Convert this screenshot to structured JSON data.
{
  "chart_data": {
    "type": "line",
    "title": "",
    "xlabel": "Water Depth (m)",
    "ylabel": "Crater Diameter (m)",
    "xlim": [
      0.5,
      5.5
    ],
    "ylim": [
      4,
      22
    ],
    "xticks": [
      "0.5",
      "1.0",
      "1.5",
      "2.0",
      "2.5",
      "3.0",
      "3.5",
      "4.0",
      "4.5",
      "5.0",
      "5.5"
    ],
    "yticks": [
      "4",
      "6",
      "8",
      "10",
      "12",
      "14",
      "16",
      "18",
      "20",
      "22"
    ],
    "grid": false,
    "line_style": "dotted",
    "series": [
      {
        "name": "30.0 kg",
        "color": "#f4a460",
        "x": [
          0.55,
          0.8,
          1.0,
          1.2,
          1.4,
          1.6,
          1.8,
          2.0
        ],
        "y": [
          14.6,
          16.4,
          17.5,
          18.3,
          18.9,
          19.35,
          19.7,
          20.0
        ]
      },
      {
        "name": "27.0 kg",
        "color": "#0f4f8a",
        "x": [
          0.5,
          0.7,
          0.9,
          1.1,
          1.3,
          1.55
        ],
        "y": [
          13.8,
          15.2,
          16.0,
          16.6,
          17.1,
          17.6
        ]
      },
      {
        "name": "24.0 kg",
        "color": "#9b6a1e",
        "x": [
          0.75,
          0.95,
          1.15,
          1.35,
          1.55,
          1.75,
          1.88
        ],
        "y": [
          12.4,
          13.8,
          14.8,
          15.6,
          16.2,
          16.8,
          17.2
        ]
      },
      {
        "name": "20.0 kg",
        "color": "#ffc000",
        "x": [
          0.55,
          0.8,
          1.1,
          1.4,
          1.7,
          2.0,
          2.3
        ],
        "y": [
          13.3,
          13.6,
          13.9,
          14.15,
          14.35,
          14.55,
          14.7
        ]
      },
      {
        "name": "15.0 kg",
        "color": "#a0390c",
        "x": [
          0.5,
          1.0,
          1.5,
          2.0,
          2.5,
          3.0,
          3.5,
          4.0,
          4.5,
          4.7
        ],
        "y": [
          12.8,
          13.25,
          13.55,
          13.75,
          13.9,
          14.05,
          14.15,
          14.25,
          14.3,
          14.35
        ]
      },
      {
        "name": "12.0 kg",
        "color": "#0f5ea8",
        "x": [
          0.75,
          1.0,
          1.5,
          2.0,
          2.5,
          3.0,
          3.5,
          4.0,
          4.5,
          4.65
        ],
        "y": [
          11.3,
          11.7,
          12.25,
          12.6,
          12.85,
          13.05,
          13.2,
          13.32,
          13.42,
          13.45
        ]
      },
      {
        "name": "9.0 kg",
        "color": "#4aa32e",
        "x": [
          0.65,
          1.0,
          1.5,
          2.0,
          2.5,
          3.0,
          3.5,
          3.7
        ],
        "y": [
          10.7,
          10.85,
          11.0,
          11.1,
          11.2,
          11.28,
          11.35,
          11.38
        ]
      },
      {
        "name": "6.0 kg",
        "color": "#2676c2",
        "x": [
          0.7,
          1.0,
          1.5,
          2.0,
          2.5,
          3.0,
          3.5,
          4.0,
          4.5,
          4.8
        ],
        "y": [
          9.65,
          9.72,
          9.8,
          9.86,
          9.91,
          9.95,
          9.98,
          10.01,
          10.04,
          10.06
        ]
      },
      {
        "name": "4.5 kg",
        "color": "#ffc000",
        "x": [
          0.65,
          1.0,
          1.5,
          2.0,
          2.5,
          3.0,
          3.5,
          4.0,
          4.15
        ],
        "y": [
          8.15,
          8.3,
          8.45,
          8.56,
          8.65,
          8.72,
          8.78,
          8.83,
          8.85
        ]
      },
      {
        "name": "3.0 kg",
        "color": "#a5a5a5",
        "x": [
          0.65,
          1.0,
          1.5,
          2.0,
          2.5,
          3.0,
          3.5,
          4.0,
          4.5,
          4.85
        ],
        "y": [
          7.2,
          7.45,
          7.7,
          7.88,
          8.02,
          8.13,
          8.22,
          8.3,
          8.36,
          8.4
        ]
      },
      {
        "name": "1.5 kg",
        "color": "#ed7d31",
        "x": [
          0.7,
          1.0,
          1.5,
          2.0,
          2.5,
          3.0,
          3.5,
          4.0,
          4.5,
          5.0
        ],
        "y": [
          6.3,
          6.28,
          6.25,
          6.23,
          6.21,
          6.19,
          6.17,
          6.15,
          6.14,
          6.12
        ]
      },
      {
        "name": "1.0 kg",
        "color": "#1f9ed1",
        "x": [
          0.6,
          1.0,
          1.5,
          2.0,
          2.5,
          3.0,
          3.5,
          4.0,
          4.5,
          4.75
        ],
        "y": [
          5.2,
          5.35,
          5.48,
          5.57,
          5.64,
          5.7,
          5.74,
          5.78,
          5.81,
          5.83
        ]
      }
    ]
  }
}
________________________
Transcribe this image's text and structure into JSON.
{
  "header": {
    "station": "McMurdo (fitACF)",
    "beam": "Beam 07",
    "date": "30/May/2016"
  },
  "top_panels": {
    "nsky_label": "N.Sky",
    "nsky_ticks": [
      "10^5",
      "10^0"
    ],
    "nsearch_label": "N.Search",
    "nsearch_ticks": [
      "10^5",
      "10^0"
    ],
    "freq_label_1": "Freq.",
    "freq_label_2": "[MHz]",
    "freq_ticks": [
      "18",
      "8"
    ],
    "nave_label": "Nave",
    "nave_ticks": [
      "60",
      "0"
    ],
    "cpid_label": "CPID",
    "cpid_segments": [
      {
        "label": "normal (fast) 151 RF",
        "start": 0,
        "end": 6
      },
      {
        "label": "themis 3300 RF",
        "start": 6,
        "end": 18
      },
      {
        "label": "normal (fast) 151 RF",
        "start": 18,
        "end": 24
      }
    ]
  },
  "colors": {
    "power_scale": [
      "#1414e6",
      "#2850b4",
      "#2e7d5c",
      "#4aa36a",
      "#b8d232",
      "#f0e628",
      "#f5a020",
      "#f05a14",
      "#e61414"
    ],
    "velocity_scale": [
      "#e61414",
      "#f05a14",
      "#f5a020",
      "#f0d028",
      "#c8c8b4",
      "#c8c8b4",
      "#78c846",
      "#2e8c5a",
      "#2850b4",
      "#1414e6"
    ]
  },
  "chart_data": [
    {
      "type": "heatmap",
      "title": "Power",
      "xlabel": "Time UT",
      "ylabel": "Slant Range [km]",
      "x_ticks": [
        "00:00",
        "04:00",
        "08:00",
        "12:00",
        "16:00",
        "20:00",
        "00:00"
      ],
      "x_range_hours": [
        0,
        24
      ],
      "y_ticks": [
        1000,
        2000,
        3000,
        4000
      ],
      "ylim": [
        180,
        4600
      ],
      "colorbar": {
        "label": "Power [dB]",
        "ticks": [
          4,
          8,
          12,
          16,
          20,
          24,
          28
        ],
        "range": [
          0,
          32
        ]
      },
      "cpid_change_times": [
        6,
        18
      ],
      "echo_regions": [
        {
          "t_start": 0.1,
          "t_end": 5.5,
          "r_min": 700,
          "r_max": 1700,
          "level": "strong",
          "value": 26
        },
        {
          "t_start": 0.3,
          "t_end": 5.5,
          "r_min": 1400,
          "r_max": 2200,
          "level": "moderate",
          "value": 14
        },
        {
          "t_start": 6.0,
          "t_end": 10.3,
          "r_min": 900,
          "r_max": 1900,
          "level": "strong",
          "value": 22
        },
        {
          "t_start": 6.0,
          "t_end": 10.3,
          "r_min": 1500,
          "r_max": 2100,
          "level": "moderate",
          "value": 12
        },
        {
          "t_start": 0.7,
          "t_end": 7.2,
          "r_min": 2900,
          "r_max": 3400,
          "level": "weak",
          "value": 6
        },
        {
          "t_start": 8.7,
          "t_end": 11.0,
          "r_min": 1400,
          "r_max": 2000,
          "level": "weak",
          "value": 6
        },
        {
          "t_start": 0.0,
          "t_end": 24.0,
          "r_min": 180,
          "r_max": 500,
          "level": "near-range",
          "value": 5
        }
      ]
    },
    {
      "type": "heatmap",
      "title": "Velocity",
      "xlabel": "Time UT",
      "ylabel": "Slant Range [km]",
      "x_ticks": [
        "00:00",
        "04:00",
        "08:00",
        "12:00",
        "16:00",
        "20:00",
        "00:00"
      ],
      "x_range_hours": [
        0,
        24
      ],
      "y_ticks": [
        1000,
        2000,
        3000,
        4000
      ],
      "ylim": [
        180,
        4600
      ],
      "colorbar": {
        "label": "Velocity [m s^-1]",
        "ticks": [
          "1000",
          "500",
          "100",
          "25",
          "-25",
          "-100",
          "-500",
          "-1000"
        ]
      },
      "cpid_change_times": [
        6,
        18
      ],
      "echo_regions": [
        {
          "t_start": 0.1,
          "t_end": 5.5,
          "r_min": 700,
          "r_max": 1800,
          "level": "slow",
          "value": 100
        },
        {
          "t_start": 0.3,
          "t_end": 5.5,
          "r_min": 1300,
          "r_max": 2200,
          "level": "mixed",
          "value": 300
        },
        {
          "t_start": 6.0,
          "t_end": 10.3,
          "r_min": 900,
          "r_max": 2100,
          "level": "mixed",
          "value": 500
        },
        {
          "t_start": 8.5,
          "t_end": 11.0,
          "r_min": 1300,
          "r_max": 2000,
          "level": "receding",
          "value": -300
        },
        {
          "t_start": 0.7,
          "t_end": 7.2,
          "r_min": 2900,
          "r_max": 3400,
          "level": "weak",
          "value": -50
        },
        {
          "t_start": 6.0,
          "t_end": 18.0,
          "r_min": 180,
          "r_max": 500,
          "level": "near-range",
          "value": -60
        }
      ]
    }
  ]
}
________________________
Say how many lines of the data include the word "name". Nothing other than the number should be given.

12